_YOUR OBJECTIVE_. In the records below, find each line with the word "rundvandring" and copy it.

Source records
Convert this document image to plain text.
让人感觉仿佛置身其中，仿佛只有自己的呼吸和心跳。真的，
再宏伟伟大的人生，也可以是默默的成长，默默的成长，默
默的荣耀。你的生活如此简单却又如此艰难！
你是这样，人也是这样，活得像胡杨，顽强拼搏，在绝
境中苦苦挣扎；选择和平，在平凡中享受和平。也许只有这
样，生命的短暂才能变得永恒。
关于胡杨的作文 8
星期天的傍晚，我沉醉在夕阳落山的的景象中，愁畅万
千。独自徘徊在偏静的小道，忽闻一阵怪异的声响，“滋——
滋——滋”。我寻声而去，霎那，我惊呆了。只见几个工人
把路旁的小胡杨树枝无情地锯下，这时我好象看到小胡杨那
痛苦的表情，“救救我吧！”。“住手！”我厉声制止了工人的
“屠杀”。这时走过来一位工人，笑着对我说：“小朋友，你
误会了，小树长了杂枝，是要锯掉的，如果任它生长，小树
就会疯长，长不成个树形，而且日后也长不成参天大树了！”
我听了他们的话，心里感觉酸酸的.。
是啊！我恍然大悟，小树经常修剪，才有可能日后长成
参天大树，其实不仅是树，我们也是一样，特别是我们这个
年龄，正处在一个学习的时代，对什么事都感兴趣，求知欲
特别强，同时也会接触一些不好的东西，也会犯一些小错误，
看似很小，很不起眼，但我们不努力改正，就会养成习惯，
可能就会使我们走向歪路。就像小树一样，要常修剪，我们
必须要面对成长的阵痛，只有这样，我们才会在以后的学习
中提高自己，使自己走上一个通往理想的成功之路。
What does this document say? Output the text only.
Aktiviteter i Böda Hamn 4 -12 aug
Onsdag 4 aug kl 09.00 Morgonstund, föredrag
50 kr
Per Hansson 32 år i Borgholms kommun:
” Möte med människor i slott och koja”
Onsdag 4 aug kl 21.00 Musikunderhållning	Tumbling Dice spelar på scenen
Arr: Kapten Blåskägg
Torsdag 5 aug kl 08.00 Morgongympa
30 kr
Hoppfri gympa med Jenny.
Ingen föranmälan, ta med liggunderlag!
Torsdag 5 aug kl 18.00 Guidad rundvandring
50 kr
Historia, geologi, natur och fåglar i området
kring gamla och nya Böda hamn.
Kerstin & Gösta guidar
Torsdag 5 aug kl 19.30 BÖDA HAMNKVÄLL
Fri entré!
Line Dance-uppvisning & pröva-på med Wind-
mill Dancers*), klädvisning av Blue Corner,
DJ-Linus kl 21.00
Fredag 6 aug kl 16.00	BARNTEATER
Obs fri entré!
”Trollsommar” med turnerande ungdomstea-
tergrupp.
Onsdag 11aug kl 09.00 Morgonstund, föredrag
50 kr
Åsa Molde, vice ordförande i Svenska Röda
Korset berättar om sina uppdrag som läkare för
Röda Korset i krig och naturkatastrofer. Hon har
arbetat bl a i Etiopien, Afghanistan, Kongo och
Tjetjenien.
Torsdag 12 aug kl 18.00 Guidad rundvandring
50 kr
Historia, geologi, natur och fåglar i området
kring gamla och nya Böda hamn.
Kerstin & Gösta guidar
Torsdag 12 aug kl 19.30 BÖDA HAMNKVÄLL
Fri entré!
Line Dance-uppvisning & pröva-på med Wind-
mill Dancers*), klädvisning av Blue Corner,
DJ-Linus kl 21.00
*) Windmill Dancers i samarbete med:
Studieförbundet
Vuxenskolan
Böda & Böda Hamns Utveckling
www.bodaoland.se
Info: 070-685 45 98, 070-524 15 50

_OUTPUT_.
Torsdag 5 aug kl 18.00 Guidad rundvandring
Torsdag 12 aug kl 18.00 Guidad rundvandring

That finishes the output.